- **What is required**
Using the listing below, extract each line that has the word "Shui" in it.

----------

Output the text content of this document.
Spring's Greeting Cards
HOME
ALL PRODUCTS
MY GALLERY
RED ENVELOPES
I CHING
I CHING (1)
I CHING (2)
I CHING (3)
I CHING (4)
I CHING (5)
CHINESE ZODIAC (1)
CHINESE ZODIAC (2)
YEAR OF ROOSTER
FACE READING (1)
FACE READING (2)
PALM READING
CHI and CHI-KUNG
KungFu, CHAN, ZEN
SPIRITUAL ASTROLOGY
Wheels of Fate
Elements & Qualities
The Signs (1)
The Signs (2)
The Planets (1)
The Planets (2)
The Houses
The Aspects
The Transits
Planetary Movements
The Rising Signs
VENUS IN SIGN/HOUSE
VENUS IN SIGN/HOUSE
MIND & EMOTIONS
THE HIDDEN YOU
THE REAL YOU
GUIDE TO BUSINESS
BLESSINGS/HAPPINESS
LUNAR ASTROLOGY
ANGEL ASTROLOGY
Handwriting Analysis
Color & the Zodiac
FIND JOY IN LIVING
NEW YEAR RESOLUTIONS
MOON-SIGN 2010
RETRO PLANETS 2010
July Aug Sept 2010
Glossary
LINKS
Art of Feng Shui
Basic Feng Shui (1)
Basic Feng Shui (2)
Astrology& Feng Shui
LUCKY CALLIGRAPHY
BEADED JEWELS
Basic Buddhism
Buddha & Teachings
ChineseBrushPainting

----------

- **Complete answer**
Art of Feng Shui
Basic Feng Shui (1)
Basic Feng Shui (2)
Astrology& Feng Shui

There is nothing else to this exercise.